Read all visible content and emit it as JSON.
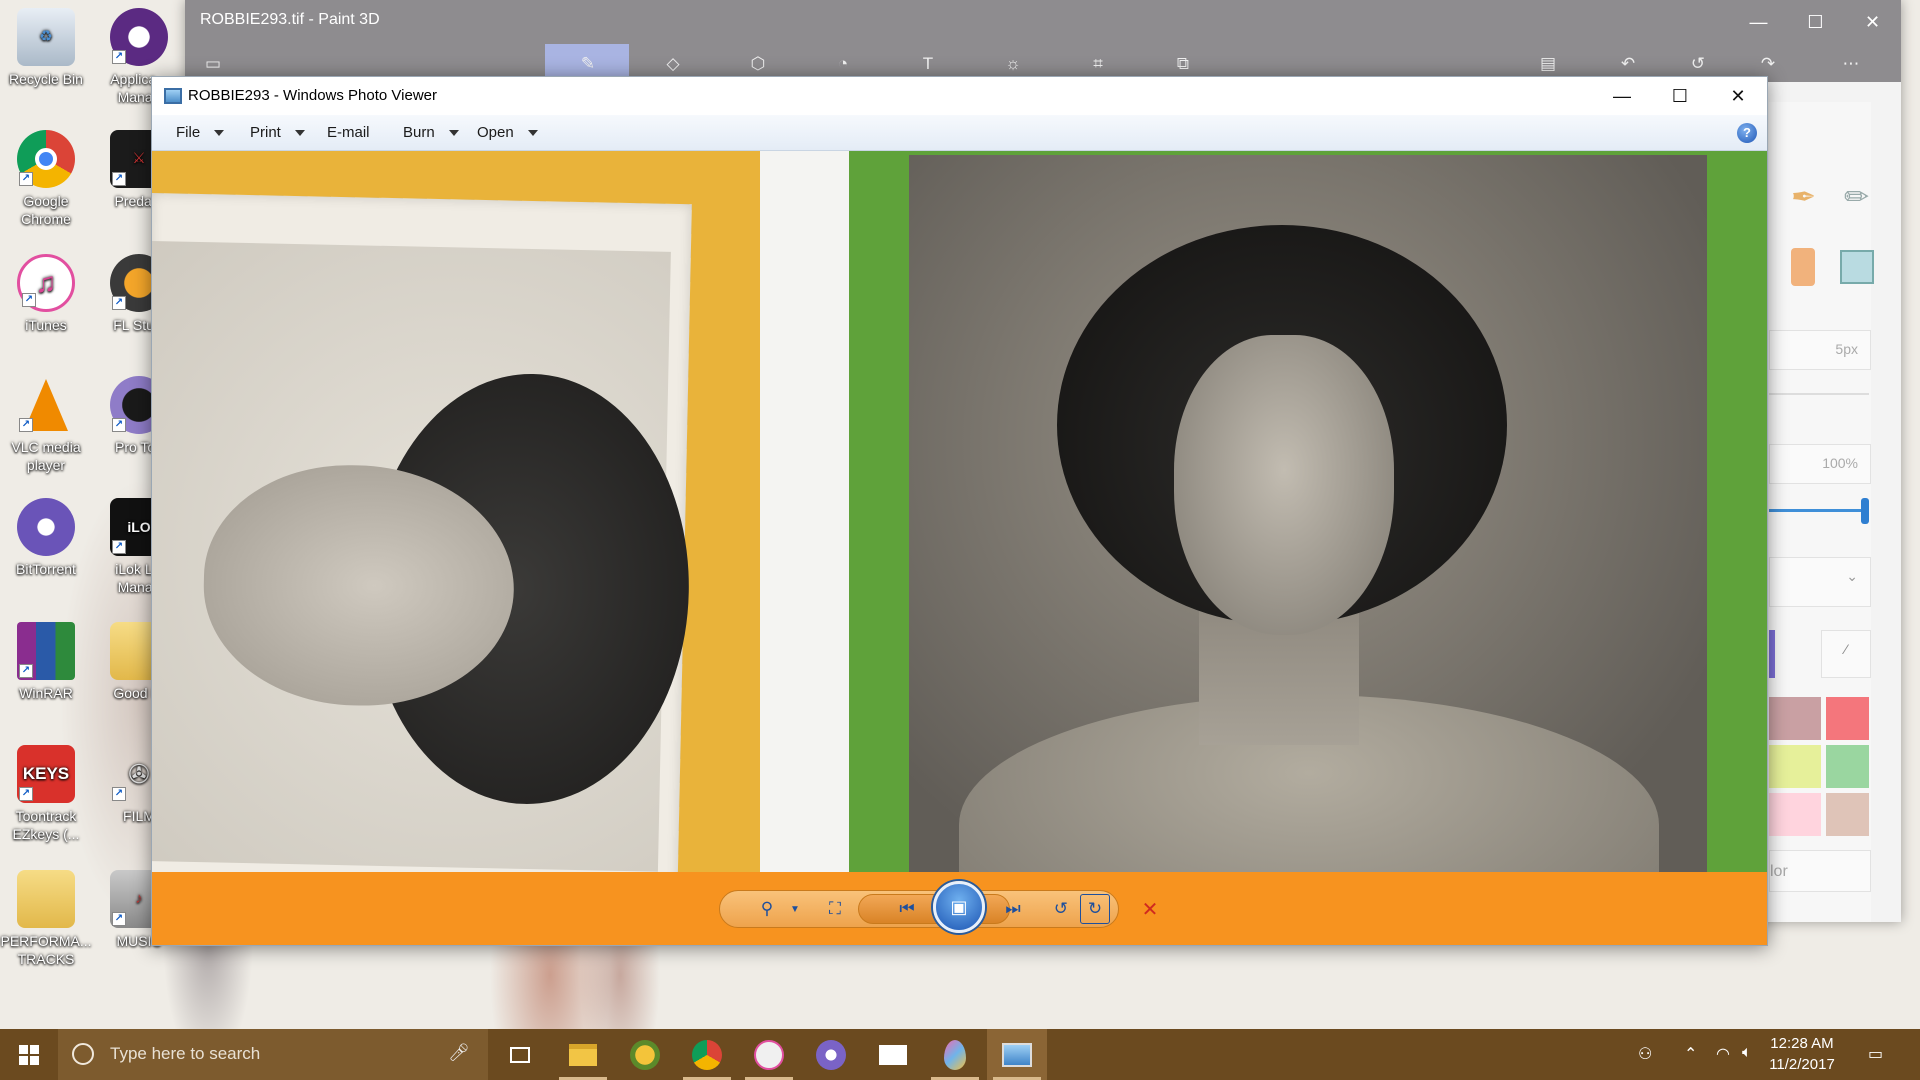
{
  "desktop": {
    "icons_col1": [
      {
        "label": "Recycle Bin",
        "icon": "recycle-bin-icon",
        "color": "#c9d6e2"
      },
      {
        "label": "Google Chrome",
        "icon": "chrome-icon",
        "color": "#db4437"
      },
      {
        "label": "iTunes",
        "icon": "itunes-icon",
        "color": "#ffffff"
      },
      {
        "label": "VLC media player",
        "icon": "vlc-icon",
        "color": "#f08a00"
      },
      {
        "label": "BitTorrent",
        "icon": "bittorrent-icon",
        "color": "#6a54b8"
      },
      {
        "label": "WinRAR",
        "icon": "winrar-icon",
        "color": "#8a2d8f"
      },
      {
        "label": "Toontrack EZkeys (...",
        "icon": "ezkeys-icon",
        "color": "#d9312b"
      },
      {
        "label": "PERFORMA... TRACKS",
        "icon": "folder-icon",
        "color": "#e8c35a"
      }
    ],
    "icons_col2": [
      {
        "label": "Applica... Manag",
        "icon": "app-manager-icon",
        "color": "#5b2a82"
      },
      {
        "label": "Predato",
        "icon": "predator-icon",
        "color": "#1b1b1b"
      },
      {
        "label": "FL Studi",
        "icon": "fl-studio-icon",
        "color": "#3a3a3a"
      },
      {
        "label": "Pro Too",
        "icon": "pro-tools-icon",
        "color": "#3b2a5a"
      },
      {
        "label": "iLok Lic Manag",
        "icon": "ilok-icon",
        "color": "#111111"
      },
      {
        "label": "Good Fr",
        "icon": "folder-icon",
        "color": "#e8c35a"
      },
      {
        "label": "FILM",
        "icon": "film-icon",
        "color": "#9aa0a8"
      },
      {
        "label": "MUSIC",
        "icon": "music-folder-icon",
        "color": "#b23a3a"
      }
    ]
  },
  "paint3d": {
    "title": "ROBBIE293.tif - Paint 3D",
    "thickness": "5px",
    "opacity": "100%",
    "color_label": "lor",
    "swatches": [
      "#c9a0a3",
      "#f4767c",
      "#e6f09a",
      "#9ad6a0",
      "#ffd4de",
      "#dfc4b8"
    ]
  },
  "viewer": {
    "title": "ROBBIE293 - Windows Photo Viewer",
    "menu": {
      "file": "File",
      "print": "Print",
      "email": "E-mail",
      "burn": "Burn",
      "open": "Open",
      "help": "?"
    },
    "accent": "#f7931f"
  },
  "taskbar": {
    "search_placeholder": "Type here to search",
    "time": "12:28 AM",
    "date": "11/2/2017",
    "apps": [
      {
        "name": "file-explorer",
        "color": "#f2c545"
      },
      {
        "name": "fl-studio",
        "color": "#f3c43a"
      },
      {
        "name": "chrome",
        "color": "#db4437"
      },
      {
        "name": "itunes",
        "color": "#f0f0f0"
      },
      {
        "name": "bittorrent",
        "color": "#7a63c6"
      },
      {
        "name": "mail",
        "color": "#ffffff"
      },
      {
        "name": "paint-3d",
        "color": "#f06ab0"
      },
      {
        "name": "photo-viewer",
        "color": "#6fb4ea"
      }
    ]
  }
}
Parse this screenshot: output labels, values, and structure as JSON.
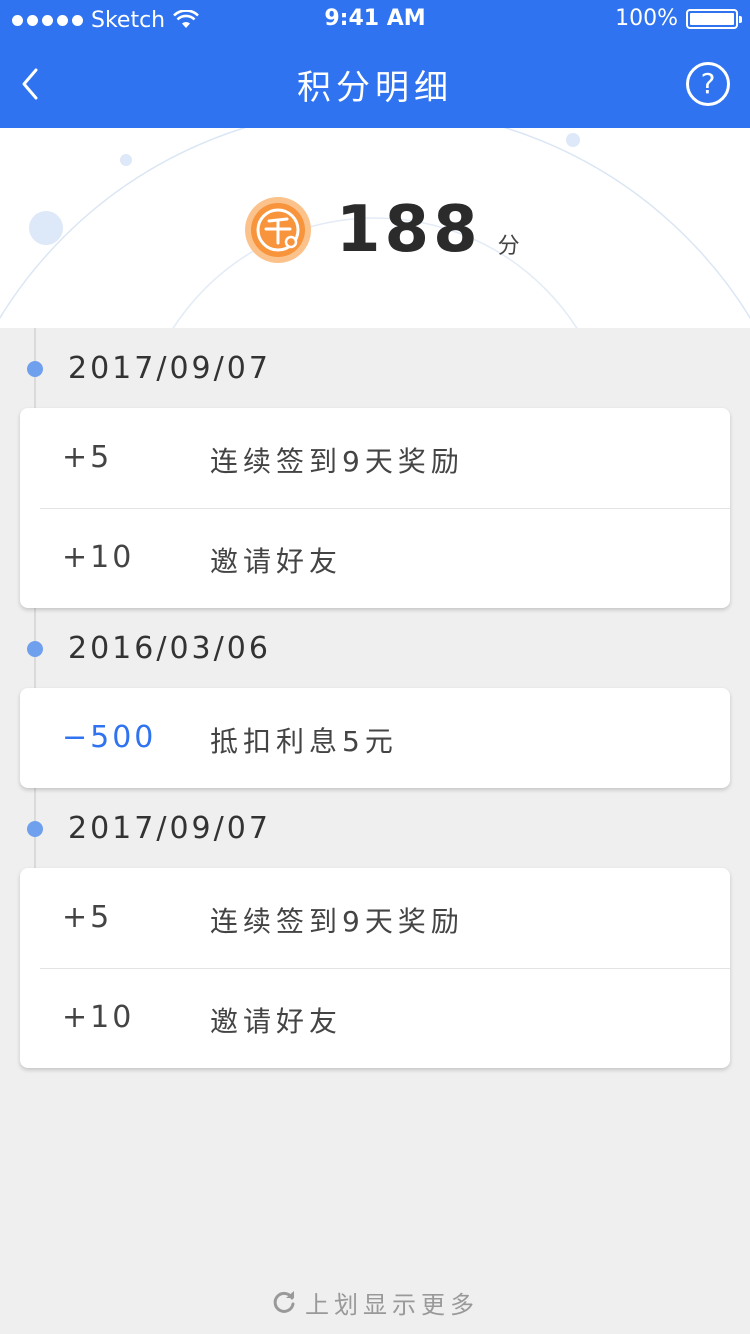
{
  "status_bar": {
    "carrier": "Sketch",
    "time": "9:41 AM",
    "battery": "100%"
  },
  "nav": {
    "title": "积分明细",
    "back_icon": "chevron-left-icon",
    "help_icon": "question-circle-icon",
    "help_symbol": "?"
  },
  "summary": {
    "points": "188",
    "unit": "分",
    "coin_icon": "points-coin-icon"
  },
  "groups": [
    {
      "date": "2017/09/07",
      "entries": [
        {
          "points": "+5",
          "desc": "连续签到9天奖励"
        },
        {
          "points": "+10",
          "desc": "邀请好友"
        }
      ]
    },
    {
      "date": "2016/03/06",
      "entries": [
        {
          "points": "−500",
          "desc": "抵扣利息5元"
        }
      ]
    },
    {
      "date": "2017/09/07",
      "entries": [
        {
          "points": "+5",
          "desc": "连续签到9天奖励"
        },
        {
          "points": "+10",
          "desc": "邀请好友"
        }
      ]
    }
  ],
  "load_more": {
    "label": "上划显示更多",
    "icon": "refresh-icon"
  },
  "colors": {
    "accent": "#2f73f0",
    "negative": "#2f73f0",
    "coin": "#f7943c",
    "timeline_dot": "#6fa0ee",
    "background": "#efefef"
  }
}
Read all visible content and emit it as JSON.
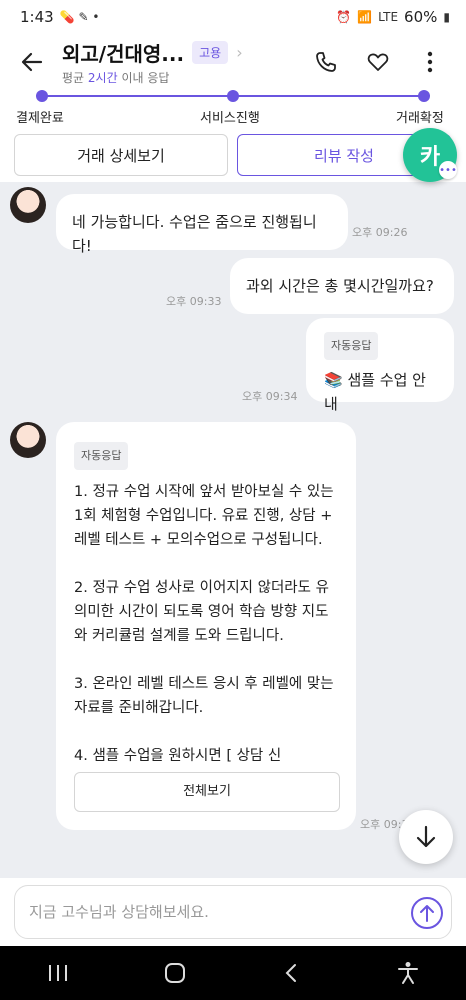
{
  "status_bar": {
    "time": "1:43",
    "battery": "60%",
    "network": "LTE"
  },
  "header": {
    "title": "외고/건대영...",
    "badge": "고용",
    "subtitle_prefix": "평균 ",
    "subtitle_highlight": "2시간",
    "subtitle_suffix": " 이내 응답"
  },
  "progress": {
    "steps": [
      "결제완료",
      "서비스진행",
      "거래확정"
    ]
  },
  "actions": {
    "detail_label": "거래 상세보기",
    "review_label": "리뷰 작성"
  },
  "kakao": {
    "label": "카"
  },
  "messages": [
    {
      "from": "other",
      "text": "네 가능합니다. 수업은 줌으로 진행됩니다!",
      "time": "오후 09:26"
    },
    {
      "from": "me",
      "text": "과외 시간은  총 몇시간일까요?",
      "time": "오후 09:33"
    },
    {
      "from": "other",
      "tag": "자동응답",
      "text": "📚 샘플 수업 안내",
      "time": "오후 09:34"
    },
    {
      "from": "other",
      "tag": "자동응답",
      "paragraphs": [
        "1. 정규 수업 시작에 앞서 받아보실 수 있는 1회 체험형 수업입니다. 유료 진행, 상담 + 레벨 테스트 + 모의수업으로 구성됩니다.",
        "2. 정규 수업 성사로 이어지지 않더라도 유의미한 시간이 되도록 영어 학습 방향 지도와 커리큘럼 설계를 도와 드립니다.",
        "3. 온라인 레벨 테스트 응시 후 레벨에 맞는 자료를 준비해갑니다.",
        "4. 샘플 수업을 원하시면 [ 상담 신"
      ],
      "button": "전체보기",
      "time": "오후 09:3"
    }
  ],
  "input": {
    "placeholder": "지금 고수님과 상담해보세요."
  },
  "colors": {
    "accent": "#6a55e0",
    "kakao": "#22c397",
    "chat_bg": "#eceef2"
  }
}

--------------------

Quote every line of the records above exactly; no picture is to be copied.

> [Problem solution]:
Read all visible content and emit it as JSON.
{
  "desktop": {
    "icons_col1": [
      {
        "label": "Recycle Bin",
        "icon": "recycle-bin-icon",
        "color": "#c9d6e2"
      },
      {
        "label": "Google Chrome",
        "icon": "chrome-icon",
        "color": "#db4437"
      },
      {
        "label": "iTunes",
        "icon": "itunes-icon",
        "color": "#ffffff"
      },
      {
        "label": "VLC media player",
        "icon": "vlc-icon",
        "color": "#f08a00"
      },
      {
        "label": "BitTorrent",
        "icon": "bittorrent-icon",
        "color": "#6a54b8"
      },
      {
        "label": "WinRAR",
        "icon": "winrar-icon",
        "color": "#8a2d8f"
      },
      {
        "label": "Toontrack EZkeys (...",
        "icon": "ezkeys-icon",
        "color": "#d9312b"
      },
      {
        "label": "PERFORMA... TRACKS",
        "icon": "folder-icon",
        "color": "#e8c35a"
      }
    ],
    "icons_col2": [
      {
        "label": "Applica... Manag",
        "icon": "app-manager-icon",
        "color": "#5b2a82"
      },
      {
        "label": "Predato",
        "icon": "predator-icon",
        "color": "#1b1b1b"
      },
      {
        "label": "FL Studi",
        "icon": "fl-studio-icon",
        "color": "#3a3a3a"
      },
      {
        "label": "Pro Too",
        "icon": "pro-tools-icon",
        "color": "#3b2a5a"
      },
      {
        "label": "iLok Lic Manag",
        "icon": "ilok-icon",
        "color": "#111111"
      },
      {
        "label": "Good Fr",
        "icon": "folder-icon",
        "color": "#e8c35a"
      },
      {
        "label": "FILM",
        "icon": "film-icon",
        "color": "#9aa0a8"
      },
      {
        "label": "MUSIC",
        "icon": "music-folder-icon",
        "color": "#b23a3a"
      }
    ]
  },
  "paint3d": {
    "title": "ROBBIE293.tif - Paint 3D",
    "thickness": "5px",
    "opacity": "100%",
    "color_label": "lor",
    "swatches": [
      "#c9a0a3",
      "#f4767c",
      "#e6f09a",
      "#9ad6a0",
      "#ffd4de",
      "#dfc4b8"
    ]
  },
  "viewer": {
    "title": "ROBBIE293 - Windows Photo Viewer",
    "menu": {
      "file": "File",
      "print": "Print",
      "email": "E-mail",
      "burn": "Burn",
      "open": "Open",
      "help": "?"
    },
    "accent": "#f7931f"
  },
  "taskbar": {
    "search_placeholder": "Type here to search",
    "time": "12:28 AM",
    "date": "11/2/2017",
    "apps": [
      {
        "name": "file-explorer",
        "color": "#f2c545"
      },
      {
        "name": "fl-studio",
        "color": "#f3c43a"
      },
      {
        "name": "chrome",
        "color": "#db4437"
      },
      {
        "name": "itunes",
        "color": "#f0f0f0"
      },
      {
        "name": "bittorrent",
        "color": "#7a63c6"
      },
      {
        "name": "mail",
        "color": "#ffffff"
      },
      {
        "name": "paint-3d",
        "color": "#f06ab0"
      },
      {
        "name": "photo-viewer",
        "color": "#6fb4ea"
      }
    ]
  }
}
Parse this screenshot: output labels, values, and structure as JSON.
{
  "status_bar": {
    "carrier": "Sketch",
    "time": "9:41 AM",
    "battery": "100%"
  },
  "nav": {
    "title": "积分明细",
    "back_icon": "chevron-left-icon",
    "help_icon": "question-circle-icon",
    "help_symbol": "?"
  },
  "summary": {
    "points": "188",
    "unit": "分",
    "coin_icon": "points-coin-icon"
  },
  "groups": [
    {
      "date": "2017/09/07",
      "entries": [
        {
          "points": "+5",
          "desc": "连续签到9天奖励"
        },
        {
          "points": "+10",
          "desc": "邀请好友"
        }
      ]
    },
    {
      "date": "2016/03/06",
      "entries": [
        {
          "points": "−500",
          "desc": "抵扣利息5元"
        }
      ]
    },
    {
      "date": "2017/09/07",
      "entries": [
        {
          "points": "+5",
          "desc": "连续签到9天奖励"
        },
        {
          "points": "+10",
          "desc": "邀请好友"
        }
      ]
    }
  ],
  "load_more": {
    "label": "上划显示更多",
    "icon": "refresh-icon"
  },
  "colors": {
    "accent": "#2f73f0",
    "negative": "#2f73f0",
    "coin": "#f7943c",
    "timeline_dot": "#6fa0ee",
    "background": "#efefef"
  }
}
Read all visible content and emit it as JSON.
{
  "status_bar": {
    "time": "1:43",
    "battery": "60%",
    "network": "LTE"
  },
  "header": {
    "title": "외고/건대영...",
    "badge": "고용",
    "subtitle_prefix": "평균 ",
    "subtitle_highlight": "2시간",
    "subtitle_suffix": " 이내 응답"
  },
  "progress": {
    "steps": [
      "결제완료",
      "서비스진행",
      "거래확정"
    ]
  },
  "actions": {
    "detail_label": "거래 상세보기",
    "review_label": "리뷰 작성"
  },
  "kakao": {
    "label": "카"
  },
  "messages": [
    {
      "from": "other",
      "text": "네 가능합니다. 수업은 줌으로 진행됩니다!",
      "time": "오후 09:26"
    },
    {
      "from": "me",
      "text": "과외 시간은  총 몇시간일까요?",
      "time": "오후 09:33"
    },
    {
      "from": "other",
      "tag": "자동응답",
      "text": "📚 샘플 수업 안내",
      "time": "오후 09:34"
    },
    {
      "from": "other",
      "tag": "자동응답",
      "paragraphs": [
        "1. 정규 수업 시작에 앞서 받아보실 수 있는 1회 체험형 수업입니다. 유료 진행, 상담 + 레벨 테스트 + 모의수업으로 구성됩니다.",
        "2. 정규 수업 성사로 이어지지 않더라도 유의미한 시간이 되도록 영어 학습 방향 지도와 커리큘럼 설계를 도와 드립니다.",
        "3. 온라인 레벨 테스트 응시 후 레벨에 맞는 자료를 준비해갑니다.",
        "4. 샘플 수업을 원하시면 [ 상담 신"
      ],
      "button": "전체보기",
      "time": "오후 09:3"
    }
  ],
  "input": {
    "placeholder": "지금 고수님과 상담해보세요."
  },
  "colors": {
    "accent": "#6a55e0",
    "kakao": "#22c397",
    "chat_bg": "#eceef2"
  }
}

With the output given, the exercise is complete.